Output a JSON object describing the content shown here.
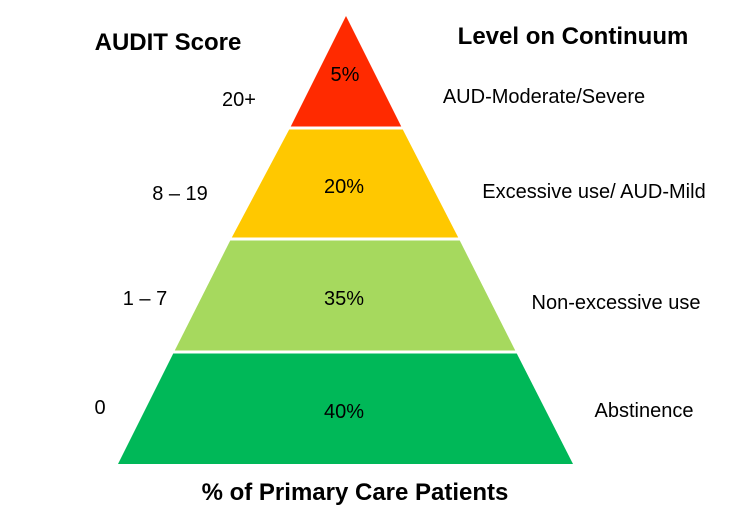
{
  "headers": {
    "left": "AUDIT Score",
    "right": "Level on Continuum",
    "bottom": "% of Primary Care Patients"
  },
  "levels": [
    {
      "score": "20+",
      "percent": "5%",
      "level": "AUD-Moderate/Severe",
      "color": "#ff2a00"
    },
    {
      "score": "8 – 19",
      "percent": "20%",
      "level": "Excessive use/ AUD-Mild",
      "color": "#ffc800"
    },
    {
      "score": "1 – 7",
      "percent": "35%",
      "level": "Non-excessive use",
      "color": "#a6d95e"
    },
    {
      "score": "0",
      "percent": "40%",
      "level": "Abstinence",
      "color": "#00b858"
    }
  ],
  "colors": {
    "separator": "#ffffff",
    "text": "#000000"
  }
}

■ ■ ■ ■ ■

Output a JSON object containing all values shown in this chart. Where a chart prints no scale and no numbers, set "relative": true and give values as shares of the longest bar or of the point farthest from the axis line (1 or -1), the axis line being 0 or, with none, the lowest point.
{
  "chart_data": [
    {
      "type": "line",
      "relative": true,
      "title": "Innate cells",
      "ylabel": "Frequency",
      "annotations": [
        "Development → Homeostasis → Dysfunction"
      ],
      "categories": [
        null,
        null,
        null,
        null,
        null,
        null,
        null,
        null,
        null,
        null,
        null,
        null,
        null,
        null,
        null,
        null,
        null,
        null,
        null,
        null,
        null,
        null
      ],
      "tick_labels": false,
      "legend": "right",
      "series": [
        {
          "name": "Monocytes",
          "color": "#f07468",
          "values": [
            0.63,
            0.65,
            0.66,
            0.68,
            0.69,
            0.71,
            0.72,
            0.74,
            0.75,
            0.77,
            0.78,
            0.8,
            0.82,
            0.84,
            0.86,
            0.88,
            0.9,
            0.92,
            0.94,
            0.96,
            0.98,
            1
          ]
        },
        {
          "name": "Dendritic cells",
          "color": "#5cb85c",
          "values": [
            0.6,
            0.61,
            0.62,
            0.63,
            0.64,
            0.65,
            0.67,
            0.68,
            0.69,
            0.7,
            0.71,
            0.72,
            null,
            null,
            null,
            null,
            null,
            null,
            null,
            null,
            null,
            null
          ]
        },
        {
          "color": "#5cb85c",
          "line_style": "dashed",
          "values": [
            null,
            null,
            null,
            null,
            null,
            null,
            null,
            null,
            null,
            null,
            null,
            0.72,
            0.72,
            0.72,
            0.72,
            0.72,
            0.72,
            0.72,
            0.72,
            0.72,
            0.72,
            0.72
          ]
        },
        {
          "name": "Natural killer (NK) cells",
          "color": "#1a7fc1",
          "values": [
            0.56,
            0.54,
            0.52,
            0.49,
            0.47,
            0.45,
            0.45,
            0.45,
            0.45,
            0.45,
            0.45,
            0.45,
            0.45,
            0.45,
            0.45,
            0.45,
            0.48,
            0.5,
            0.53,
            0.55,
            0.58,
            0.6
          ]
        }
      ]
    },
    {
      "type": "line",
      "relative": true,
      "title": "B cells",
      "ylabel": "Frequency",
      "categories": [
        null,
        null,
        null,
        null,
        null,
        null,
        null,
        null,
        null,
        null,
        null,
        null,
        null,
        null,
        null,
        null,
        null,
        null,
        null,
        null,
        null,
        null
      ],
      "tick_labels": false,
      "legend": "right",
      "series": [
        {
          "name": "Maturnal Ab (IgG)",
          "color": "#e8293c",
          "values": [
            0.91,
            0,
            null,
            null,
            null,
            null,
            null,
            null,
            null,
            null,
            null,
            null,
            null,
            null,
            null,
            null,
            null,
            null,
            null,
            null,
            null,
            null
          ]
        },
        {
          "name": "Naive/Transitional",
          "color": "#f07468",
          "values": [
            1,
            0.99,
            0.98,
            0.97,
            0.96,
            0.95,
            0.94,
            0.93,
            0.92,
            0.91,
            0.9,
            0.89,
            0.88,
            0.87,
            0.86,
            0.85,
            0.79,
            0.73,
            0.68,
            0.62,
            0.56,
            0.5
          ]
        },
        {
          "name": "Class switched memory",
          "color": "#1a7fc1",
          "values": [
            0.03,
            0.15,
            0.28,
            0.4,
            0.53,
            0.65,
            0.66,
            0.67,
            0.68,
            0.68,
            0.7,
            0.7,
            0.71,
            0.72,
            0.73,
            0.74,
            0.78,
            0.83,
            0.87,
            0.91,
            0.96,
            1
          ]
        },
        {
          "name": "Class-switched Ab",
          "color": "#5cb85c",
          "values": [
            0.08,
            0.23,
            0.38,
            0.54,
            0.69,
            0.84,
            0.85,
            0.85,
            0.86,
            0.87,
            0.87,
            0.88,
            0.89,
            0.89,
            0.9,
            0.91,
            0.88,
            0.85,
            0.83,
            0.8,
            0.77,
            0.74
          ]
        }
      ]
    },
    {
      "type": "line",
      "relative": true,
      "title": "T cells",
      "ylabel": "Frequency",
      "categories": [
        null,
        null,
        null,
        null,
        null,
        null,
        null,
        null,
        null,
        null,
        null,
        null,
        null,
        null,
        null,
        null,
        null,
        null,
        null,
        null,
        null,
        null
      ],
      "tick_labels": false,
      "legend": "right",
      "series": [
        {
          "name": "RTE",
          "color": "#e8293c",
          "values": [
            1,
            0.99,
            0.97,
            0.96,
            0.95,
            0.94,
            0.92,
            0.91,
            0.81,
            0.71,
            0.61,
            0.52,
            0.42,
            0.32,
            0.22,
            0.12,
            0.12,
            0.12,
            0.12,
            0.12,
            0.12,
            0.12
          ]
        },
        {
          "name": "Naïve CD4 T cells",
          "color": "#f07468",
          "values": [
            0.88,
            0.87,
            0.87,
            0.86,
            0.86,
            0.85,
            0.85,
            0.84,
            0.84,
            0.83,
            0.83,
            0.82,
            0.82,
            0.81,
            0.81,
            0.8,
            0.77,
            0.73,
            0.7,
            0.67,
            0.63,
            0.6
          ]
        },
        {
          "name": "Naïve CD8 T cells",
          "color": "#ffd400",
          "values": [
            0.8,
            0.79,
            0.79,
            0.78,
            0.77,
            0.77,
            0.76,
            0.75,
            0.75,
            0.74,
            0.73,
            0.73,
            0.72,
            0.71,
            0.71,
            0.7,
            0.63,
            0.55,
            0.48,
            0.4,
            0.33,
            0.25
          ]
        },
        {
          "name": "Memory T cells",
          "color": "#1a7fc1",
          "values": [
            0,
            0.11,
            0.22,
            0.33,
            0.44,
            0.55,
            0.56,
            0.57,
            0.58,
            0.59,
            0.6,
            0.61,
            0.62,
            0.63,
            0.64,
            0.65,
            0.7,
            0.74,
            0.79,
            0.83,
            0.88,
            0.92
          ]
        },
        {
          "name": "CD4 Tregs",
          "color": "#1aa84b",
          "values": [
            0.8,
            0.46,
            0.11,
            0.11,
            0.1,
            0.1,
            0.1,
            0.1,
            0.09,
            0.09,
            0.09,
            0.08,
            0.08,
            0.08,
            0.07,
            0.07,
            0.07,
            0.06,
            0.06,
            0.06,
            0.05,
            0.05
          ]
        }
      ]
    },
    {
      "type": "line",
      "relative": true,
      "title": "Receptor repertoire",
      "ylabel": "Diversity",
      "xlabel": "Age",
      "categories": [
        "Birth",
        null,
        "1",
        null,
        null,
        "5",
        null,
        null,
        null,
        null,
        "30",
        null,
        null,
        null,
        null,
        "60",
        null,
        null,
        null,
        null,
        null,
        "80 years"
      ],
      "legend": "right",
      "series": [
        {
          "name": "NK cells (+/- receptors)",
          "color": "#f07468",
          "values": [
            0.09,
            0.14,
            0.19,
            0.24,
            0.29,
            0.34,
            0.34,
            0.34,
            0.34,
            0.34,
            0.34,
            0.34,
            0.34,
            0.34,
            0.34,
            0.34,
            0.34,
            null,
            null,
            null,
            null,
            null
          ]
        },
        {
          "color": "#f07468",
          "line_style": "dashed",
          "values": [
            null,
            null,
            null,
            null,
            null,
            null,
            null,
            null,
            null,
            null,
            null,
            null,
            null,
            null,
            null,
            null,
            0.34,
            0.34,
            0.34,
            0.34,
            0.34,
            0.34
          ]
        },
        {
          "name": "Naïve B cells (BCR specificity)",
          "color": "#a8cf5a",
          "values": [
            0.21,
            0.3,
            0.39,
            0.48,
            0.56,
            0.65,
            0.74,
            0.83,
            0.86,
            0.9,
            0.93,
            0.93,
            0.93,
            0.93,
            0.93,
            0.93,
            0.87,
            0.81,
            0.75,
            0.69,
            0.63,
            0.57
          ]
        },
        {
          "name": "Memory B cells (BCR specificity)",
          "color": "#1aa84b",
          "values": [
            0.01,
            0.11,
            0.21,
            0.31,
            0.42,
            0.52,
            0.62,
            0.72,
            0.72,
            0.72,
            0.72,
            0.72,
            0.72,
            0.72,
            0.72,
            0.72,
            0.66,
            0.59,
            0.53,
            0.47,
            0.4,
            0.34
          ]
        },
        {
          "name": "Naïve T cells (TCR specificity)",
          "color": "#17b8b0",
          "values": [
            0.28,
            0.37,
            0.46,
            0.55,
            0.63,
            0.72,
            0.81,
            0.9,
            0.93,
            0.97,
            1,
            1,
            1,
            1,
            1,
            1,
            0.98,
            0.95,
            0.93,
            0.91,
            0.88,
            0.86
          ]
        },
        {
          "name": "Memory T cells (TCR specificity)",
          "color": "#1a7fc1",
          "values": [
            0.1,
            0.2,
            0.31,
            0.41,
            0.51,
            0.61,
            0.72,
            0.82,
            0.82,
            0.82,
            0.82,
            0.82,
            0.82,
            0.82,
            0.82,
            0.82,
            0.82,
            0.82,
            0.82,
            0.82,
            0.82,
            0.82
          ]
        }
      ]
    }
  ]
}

■ ■ ■ ■ ■

TASK TO COMPLETE: Report each line of the material above where the word "Output" appears.

EXERCISE RESULT:
Output a JSON object describing the content shown here.
Output a JSON object containing all values shown in this chart. Where a chart prints no scale and no numbers, set "relative": true and give values as shares of the longest bar or of the point farthest from the axis line (1 or -1), the axis line being 0 or, with none, the lowest point.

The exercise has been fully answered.